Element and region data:
* * *

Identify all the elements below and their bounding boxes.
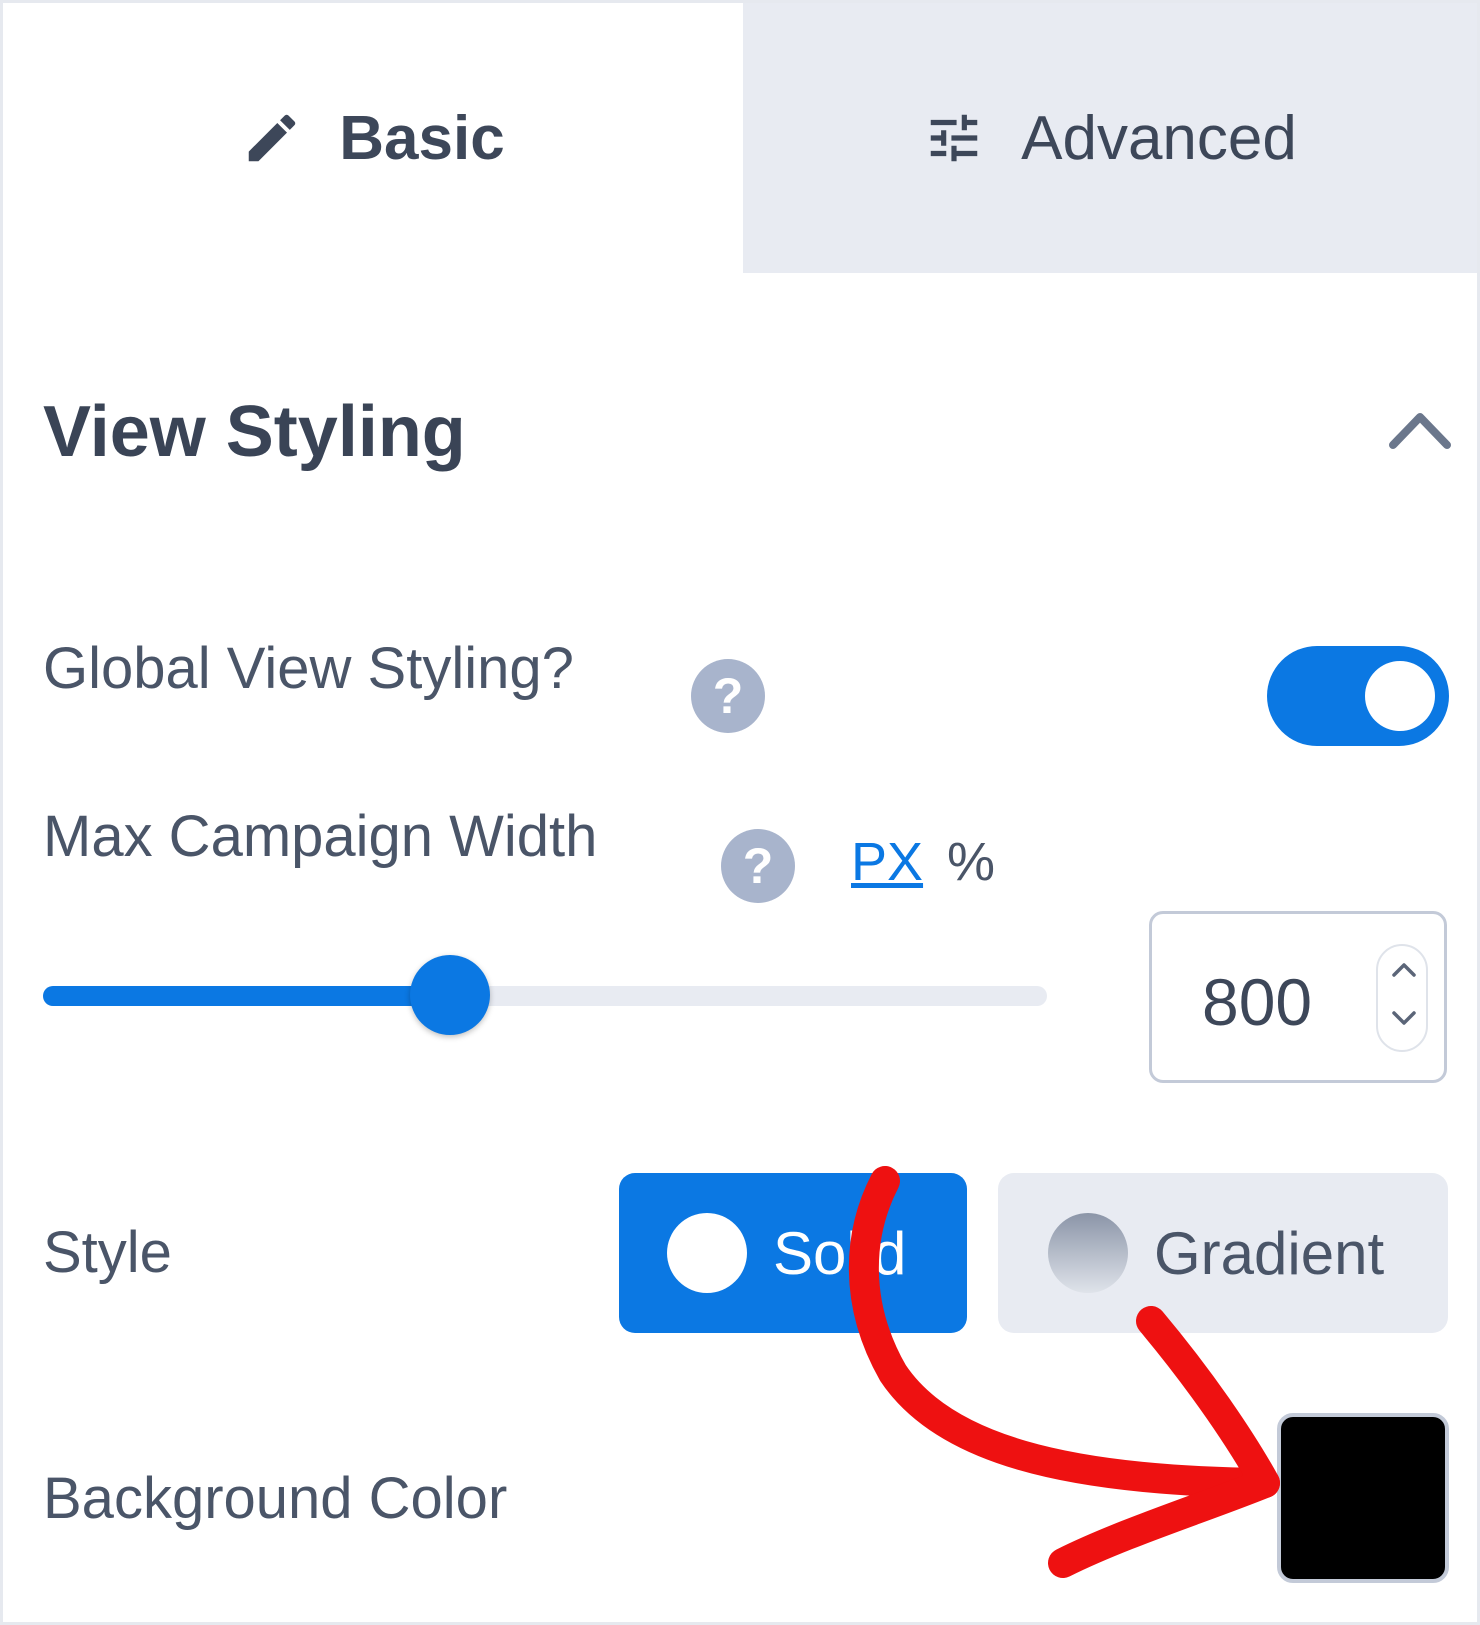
width-number-input[interactable]: 800 (1149, 911, 1447, 1083)
background-color-swatch[interactable] (1277, 1413, 1449, 1583)
global-view-styling-toggle[interactable] (1267, 646, 1449, 746)
width-slider-fill (43, 986, 450, 1006)
pencil-icon (241, 107, 303, 169)
unit-percent-option[interactable]: % (947, 831, 995, 893)
style-gradient-button[interactable]: Gradient (998, 1173, 1448, 1333)
width-slider-track[interactable] (43, 986, 1047, 1006)
tab-basic[interactable]: Basic (3, 3, 743, 273)
toggle-knob (1365, 661, 1435, 731)
style-gradient-label: Gradient (1154, 1219, 1385, 1287)
gradient-swatch-icon (1048, 1213, 1128, 1293)
max-campaign-width-label: Max Campaign Width (43, 804, 598, 869)
section-title: View Styling (43, 392, 466, 472)
width-value: 800 (1202, 965, 1313, 1039)
stepper-down-icon[interactable] (1390, 1008, 1418, 1028)
tab-advanced[interactable]: Advanced (743, 3, 1477, 273)
style-label: Style (43, 1220, 172, 1285)
style-solid-label: Solid (773, 1219, 907, 1287)
sliders-icon (923, 107, 985, 169)
settings-panel: Basic Advanced View Styling Global View … (0, 0, 1480, 1625)
width-stepper[interactable] (1376, 944, 1428, 1052)
style-solid-button[interactable]: Solid (619, 1173, 967, 1333)
global-view-styling-label: Global View Styling? (43, 636, 574, 701)
solid-swatch-icon (667, 1213, 747, 1293)
max-campaign-width-help-icon[interactable]: ? (721, 829, 795, 903)
width-slider-thumb[interactable] (409, 955, 490, 1035)
background-color-label: Background Color (43, 1466, 508, 1531)
stepper-up-icon[interactable] (1390, 960, 1418, 980)
tab-bar: Basic Advanced (3, 3, 1477, 273)
tab-basic-label: Basic (339, 103, 505, 173)
unit-px-option[interactable]: PX (851, 831, 923, 893)
global-view-styling-help-icon[interactable]: ? (691, 659, 765, 733)
tab-advanced-label: Advanced (1021, 103, 1297, 173)
chevron-up-icon[interactable] (1385, 403, 1455, 453)
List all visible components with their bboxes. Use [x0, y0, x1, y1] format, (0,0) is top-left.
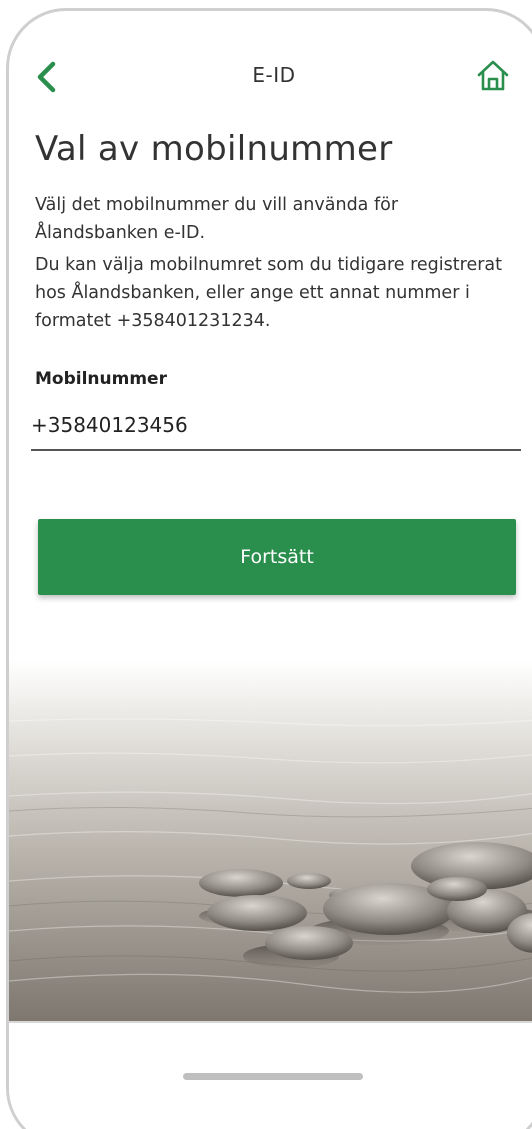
hero-image-stones — [9, 661, 532, 1021]
navigation-bar: E-ID — [9, 11, 532, 131]
phone-number-input[interactable] — [31, 407, 521, 451]
description-format-text: Du kan välja mobilnumret som du tidigare… — [35, 255, 502, 331]
bottom-bar — [9, 1021, 532, 1129]
description-text: Välj det mobilnummer du vill använda för… — [35, 195, 399, 243]
chevron-left-icon — [37, 61, 56, 93]
back-button[interactable] — [31, 59, 65, 95]
page-title: Val av mobilnummer — [35, 129, 393, 169]
home-button[interactable] — [475, 58, 511, 94]
nav-title: E-ID — [252, 63, 296, 87]
phone-field-label: Mobilnummer — [35, 369, 167, 389]
home-indicator[interactable] — [183, 1073, 363, 1080]
home-icon — [477, 60, 509, 91]
continue-button[interactable]: Fortsätt — [38, 519, 516, 595]
phone-frame: E-ID Val av mobilnummer Välj det mobilnu… — [6, 8, 532, 1129]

* * *

# THE PROBLEM
Transcribe every line of the records above word for word, leaving out the pictures.

# SOLVED PROBLEM
Identify all the elements below and their bounding boxes.
width-number-input[interactable]: 800 (1149, 911, 1447, 1083)
background-color-swatch[interactable] (1277, 1413, 1449, 1583)
global-view-styling-toggle[interactable] (1267, 646, 1449, 746)
width-slider-fill (43, 986, 450, 1006)
pencil-icon (241, 107, 303, 169)
unit-percent-option[interactable]: % (947, 831, 995, 893)
style-gradient-button[interactable]: Gradient (998, 1173, 1448, 1333)
width-slider-track[interactable] (43, 986, 1047, 1006)
tab-basic[interactable]: Basic (3, 3, 743, 273)
toggle-knob (1365, 661, 1435, 731)
style-gradient-label: Gradient (1154, 1219, 1385, 1287)
gradient-swatch-icon (1048, 1213, 1128, 1293)
max-campaign-width-label: Max Campaign Width (43, 804, 598, 869)
section-title: View Styling (43, 392, 466, 472)
width-value: 800 (1202, 965, 1313, 1039)
stepper-down-icon[interactable] (1390, 1008, 1418, 1028)
tab-advanced[interactable]: Advanced (743, 3, 1477, 273)
style-label: Style (43, 1220, 172, 1285)
style-solid-label: Solid (773, 1219, 907, 1287)
sliders-icon (923, 107, 985, 169)
settings-panel: Basic Advanced View Styling Global View … (0, 0, 1480, 1625)
width-stepper[interactable] (1376, 944, 1428, 1052)
style-solid-button[interactable]: Solid (619, 1173, 967, 1333)
global-view-styling-label: Global View Styling? (43, 636, 574, 701)
solid-swatch-icon (667, 1213, 747, 1293)
max-campaign-width-help-icon[interactable]: ? (721, 829, 795, 903)
width-slider-thumb[interactable] (409, 955, 490, 1035)
background-color-label: Background Color (43, 1466, 508, 1531)
stepper-up-icon[interactable] (1390, 960, 1418, 980)
tab-bar: Basic Advanced (3, 3, 1477, 273)
tab-basic-label: Basic (339, 103, 505, 173)
unit-px-option[interactable]: PX (851, 831, 923, 893)
global-view-styling-help-icon[interactable]: ? (691, 659, 765, 733)
tab-advanced-label: Advanced (1021, 103, 1297, 173)
chevron-up-icon[interactable] (1385, 403, 1455, 453)
List all visible components with their bboxes. Use [x0, y0, x1, y1] format, (0,0) is top-left.
hero-image-stones — [9, 661, 532, 1021]
navigation-bar: E-ID — [9, 11, 532, 131]
phone-number-input[interactable] — [31, 407, 521, 451]
description-format-text: Du kan välja mobilnumret som du tidigare… — [35, 255, 502, 331]
bottom-bar — [9, 1021, 532, 1129]
description-text: Välj det mobilnummer du vill använda för… — [35, 195, 399, 243]
chevron-left-icon — [37, 61, 56, 93]
back-button[interactable] — [31, 59, 65, 95]
page-title: Val av mobilnummer — [35, 129, 393, 169]
home-button[interactable] — [475, 58, 511, 94]
nav-title: E-ID — [252, 63, 296, 87]
phone-field-label: Mobilnummer — [35, 369, 167, 389]
home-indicator[interactable] — [183, 1073, 363, 1080]
home-icon — [477, 60, 509, 91]
continue-button[interactable]: Fortsätt — [38, 519, 516, 595]
phone-frame: E-ID Val av mobilnummer Välj det mobilnu… — [6, 8, 532, 1129]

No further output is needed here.